GOAL
Extract, from the listing that follows, each line containing the word "bias".

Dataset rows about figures
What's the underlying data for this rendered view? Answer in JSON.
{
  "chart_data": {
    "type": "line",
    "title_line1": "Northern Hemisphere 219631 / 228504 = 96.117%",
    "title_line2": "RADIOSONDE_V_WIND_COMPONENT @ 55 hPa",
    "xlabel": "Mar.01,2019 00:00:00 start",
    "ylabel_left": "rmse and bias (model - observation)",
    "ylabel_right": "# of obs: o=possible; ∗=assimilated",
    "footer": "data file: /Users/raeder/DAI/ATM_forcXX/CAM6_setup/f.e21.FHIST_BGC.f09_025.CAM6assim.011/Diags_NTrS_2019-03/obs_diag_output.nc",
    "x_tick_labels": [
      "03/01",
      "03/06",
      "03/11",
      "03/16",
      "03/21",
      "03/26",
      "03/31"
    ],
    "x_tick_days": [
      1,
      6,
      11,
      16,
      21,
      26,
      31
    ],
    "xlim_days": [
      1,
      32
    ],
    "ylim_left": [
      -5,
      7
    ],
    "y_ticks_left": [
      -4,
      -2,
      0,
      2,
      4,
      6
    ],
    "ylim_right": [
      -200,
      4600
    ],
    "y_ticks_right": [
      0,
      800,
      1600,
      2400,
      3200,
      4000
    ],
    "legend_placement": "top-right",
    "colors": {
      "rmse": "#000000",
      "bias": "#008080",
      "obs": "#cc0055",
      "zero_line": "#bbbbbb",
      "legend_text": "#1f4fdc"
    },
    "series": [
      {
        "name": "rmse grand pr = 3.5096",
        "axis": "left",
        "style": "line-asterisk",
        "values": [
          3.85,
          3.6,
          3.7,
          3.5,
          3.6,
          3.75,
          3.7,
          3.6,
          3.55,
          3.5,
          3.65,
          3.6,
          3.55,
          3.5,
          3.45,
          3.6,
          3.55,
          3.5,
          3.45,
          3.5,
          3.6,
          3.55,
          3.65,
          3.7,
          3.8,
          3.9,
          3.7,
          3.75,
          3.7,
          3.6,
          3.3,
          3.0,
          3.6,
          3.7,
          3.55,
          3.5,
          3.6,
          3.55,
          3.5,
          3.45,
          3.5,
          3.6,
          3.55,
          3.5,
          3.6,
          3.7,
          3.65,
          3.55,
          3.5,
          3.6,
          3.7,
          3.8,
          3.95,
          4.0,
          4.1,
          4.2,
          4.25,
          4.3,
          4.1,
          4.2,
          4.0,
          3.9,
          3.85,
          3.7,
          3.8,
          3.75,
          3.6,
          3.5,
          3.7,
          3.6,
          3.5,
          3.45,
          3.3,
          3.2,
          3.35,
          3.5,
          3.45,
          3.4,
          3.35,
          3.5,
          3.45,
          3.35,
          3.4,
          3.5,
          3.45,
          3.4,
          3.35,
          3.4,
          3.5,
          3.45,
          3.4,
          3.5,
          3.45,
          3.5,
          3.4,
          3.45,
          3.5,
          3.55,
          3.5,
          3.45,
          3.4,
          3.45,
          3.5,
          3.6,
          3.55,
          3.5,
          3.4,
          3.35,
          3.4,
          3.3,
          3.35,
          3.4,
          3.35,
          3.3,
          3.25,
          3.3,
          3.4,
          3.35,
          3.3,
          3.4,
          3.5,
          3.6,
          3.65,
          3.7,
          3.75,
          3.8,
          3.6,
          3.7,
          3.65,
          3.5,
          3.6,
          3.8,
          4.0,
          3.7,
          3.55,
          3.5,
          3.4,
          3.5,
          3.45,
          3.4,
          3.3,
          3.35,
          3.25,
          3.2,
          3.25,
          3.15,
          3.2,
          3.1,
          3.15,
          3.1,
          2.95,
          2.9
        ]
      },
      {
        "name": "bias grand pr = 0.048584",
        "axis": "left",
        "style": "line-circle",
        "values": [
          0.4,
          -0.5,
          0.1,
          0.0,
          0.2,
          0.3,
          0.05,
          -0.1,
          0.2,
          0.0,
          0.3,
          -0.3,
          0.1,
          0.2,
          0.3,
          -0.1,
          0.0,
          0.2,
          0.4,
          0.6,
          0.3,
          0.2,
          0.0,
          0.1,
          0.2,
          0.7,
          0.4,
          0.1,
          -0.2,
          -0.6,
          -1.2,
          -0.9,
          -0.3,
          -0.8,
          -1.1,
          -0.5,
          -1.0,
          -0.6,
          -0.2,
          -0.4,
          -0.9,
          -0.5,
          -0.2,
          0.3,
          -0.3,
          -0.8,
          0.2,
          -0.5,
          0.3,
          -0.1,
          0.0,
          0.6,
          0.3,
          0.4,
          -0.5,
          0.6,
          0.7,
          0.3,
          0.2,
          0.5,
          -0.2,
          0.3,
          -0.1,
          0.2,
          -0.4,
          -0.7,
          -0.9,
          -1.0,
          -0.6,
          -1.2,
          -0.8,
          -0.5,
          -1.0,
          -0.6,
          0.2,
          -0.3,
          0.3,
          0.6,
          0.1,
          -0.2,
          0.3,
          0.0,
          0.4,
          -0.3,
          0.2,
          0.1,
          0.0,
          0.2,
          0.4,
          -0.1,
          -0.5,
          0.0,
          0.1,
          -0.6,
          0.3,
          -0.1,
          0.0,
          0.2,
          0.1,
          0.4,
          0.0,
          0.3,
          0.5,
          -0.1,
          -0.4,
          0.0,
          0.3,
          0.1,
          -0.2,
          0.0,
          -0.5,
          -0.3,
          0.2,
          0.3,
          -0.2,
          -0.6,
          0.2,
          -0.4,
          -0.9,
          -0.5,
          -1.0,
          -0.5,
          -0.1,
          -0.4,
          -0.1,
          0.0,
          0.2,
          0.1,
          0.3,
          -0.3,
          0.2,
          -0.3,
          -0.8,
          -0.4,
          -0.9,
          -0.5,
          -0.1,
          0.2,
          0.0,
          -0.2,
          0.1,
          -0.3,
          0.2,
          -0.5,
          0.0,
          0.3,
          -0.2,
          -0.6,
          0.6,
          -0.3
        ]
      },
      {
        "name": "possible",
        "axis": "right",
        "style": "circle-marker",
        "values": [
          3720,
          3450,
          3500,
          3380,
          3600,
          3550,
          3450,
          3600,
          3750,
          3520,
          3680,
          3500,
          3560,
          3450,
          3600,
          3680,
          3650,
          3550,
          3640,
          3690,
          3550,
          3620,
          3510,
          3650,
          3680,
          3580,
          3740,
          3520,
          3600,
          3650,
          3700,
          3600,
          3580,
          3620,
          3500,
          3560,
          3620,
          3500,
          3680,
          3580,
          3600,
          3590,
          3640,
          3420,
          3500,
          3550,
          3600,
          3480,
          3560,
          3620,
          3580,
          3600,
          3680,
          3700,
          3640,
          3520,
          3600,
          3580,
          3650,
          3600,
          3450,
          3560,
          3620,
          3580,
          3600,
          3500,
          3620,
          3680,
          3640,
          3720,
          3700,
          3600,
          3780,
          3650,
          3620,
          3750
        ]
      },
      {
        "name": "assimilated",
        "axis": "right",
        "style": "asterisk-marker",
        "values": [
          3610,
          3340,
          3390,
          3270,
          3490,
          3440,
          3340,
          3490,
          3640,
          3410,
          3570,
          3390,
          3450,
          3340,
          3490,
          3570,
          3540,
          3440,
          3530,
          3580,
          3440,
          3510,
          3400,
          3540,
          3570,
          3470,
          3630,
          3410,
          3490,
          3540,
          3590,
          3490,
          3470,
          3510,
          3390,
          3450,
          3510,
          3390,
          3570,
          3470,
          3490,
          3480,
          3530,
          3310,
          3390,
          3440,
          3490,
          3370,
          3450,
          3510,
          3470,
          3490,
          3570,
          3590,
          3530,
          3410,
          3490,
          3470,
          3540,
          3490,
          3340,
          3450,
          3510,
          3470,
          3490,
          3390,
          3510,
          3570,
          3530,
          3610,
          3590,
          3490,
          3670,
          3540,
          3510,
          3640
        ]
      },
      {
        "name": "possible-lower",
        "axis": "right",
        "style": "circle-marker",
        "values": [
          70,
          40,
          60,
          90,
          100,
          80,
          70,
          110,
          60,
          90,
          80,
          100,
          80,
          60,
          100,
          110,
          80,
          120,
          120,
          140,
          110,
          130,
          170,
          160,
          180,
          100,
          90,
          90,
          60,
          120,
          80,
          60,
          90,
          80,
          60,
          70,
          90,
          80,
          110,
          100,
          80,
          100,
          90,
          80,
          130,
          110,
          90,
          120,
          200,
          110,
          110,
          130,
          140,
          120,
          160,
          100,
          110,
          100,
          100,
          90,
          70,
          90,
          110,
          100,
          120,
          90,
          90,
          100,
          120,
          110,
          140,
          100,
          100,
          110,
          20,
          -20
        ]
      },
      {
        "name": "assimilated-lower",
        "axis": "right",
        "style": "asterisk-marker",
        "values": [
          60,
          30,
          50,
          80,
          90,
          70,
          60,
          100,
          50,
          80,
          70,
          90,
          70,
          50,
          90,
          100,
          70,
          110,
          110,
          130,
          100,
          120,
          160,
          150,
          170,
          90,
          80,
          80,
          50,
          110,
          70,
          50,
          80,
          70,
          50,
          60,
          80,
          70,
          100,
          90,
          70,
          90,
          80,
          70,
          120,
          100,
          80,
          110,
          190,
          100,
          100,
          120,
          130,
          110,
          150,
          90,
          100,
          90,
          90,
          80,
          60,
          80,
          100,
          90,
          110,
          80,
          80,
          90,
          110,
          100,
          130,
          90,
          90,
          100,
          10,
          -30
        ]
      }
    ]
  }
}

EXERCISE ANSWER
    "ylabel_left": "rmse and bias (model - observation)",
      "bias": "#008080",
        "name": "bias grand pr = 0.048584",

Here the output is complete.